## Set problem
Restate the records in their entirety, word for word.

## Input records
:::
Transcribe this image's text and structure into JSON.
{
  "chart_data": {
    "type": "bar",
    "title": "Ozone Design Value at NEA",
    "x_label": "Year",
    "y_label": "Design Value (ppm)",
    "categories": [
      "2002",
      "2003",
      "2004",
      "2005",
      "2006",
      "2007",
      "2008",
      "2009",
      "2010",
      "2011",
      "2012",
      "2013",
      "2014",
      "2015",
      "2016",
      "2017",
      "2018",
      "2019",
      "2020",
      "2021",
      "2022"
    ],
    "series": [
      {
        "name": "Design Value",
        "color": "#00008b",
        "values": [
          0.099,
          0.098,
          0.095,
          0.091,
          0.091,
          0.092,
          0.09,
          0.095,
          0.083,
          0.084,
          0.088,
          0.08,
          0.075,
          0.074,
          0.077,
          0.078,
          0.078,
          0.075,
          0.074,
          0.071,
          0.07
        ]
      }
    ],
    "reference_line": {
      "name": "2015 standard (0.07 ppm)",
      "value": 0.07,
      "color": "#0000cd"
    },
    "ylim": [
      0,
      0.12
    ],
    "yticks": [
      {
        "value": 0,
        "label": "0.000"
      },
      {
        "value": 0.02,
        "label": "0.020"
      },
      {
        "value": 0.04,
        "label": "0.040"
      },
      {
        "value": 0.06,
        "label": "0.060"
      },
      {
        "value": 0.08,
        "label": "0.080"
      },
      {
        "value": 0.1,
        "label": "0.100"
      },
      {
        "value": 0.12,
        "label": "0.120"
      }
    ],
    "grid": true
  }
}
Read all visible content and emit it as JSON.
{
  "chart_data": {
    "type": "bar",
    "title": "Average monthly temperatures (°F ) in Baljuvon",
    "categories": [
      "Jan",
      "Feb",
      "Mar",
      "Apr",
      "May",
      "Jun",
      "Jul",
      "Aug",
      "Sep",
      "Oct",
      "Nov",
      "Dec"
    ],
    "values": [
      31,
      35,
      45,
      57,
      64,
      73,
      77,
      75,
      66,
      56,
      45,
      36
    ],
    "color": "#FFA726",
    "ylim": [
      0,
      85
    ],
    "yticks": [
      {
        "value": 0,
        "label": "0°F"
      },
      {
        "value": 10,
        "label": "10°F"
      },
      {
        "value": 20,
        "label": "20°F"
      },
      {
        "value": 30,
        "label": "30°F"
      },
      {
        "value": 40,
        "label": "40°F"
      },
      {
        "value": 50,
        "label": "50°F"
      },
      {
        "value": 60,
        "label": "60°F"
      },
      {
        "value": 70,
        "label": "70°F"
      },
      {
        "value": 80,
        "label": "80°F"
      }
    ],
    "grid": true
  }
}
:::
## Answer for the task
Transcribe this image's text and structure into JSON.
{
  "chart_data": {
    "type": "bar",
    "title": "Ozone Design Value at NEA",
    "x_label": "Year",
    "y_label": "Design Value (ppm)",
    "categories": [
      "2002",
      "2003",
      "2004",
      "2005",
      "2006",
      "2007",
      "2008",
      "2009",
      "2010",
      "2011",
      "2012",
      "2013",
      "2014",
      "2015",
      "2016",
      "2017",
      "2018",
      "2019",
      "2020",
      "2021",
      "2022"
    ],
    "series": [
      {
        "name": "Design Value",
        "color": "#00008b",
        "values": [
          0.099,
          0.098,
          0.095,
          0.091,
          0.091,
          0.092,
          0.09,
          0.095,
          0.083,
          0.084,
          0.088,
          0.08,
          0.075,
          0.074,
          0.077,
          0.078,
          0.078,
          0.075,
          0.074,
          0.071,
          0.07
        ]
      }
    ],
    "reference_line": {
      "name": "2015 standard (0.07 ppm)",
      "value": 0.07,
      "color": "#0000cd"
    },
    "ylim": [
      0,
      0.12
    ],
    "yticks": [
      {
        "value": 0,
        "label": "0.000"
      },
      {
        "value": 0.02,
        "label": "0.020"
      },
      {
        "value": 0.04,
        "label": "0.040"
      },
      {
        "value": 0.06,
        "label": "0.060"
      },
      {
        "value": 0.08,
        "label": "0.080"
      },
      {
        "value": 0.1,
        "label": "0.100"
      },
      {
        "value": 0.12,
        "label": "0.120"
      }
    ],
    "grid": true
  }
}
Read all visible content and emit it as JSON.
{
  "chart_data": {
    "type": "bar",
    "title": "Average monthly temperatures (°F ) in Baljuvon",
    "categories": [
      "Jan",
      "Feb",
      "Mar",
      "Apr",
      "May",
      "Jun",
      "Jul",
      "Aug",
      "Sep",
      "Oct",
      "Nov",
      "Dec"
    ],
    "values": [
      31,
      35,
      45,
      57,
      64,
      73,
      77,
      75,
      66,
      56,
      45,
      36
    ],
    "color": "#FFA726",
    "ylim": [
      0,
      85
    ],
    "yticks": [
      {
        "value": 0,
        "label": "0°F"
      },
      {
        "value": 10,
        "label": "10°F"
      },
      {
        "value": 20,
        "label": "20°F"
      },
      {
        "value": 30,
        "label": "30°F"
      },
      {
        "value": 40,
        "label": "40°F"
      },
      {
        "value": 50,
        "label": "50°F"
      },
      {
        "value": 60,
        "label": "60°F"
      },
      {
        "value": 70,
        "label": "70°F"
      },
      {
        "value": 80,
        "label": "80°F"
      }
    ],
    "grid": true
  }
}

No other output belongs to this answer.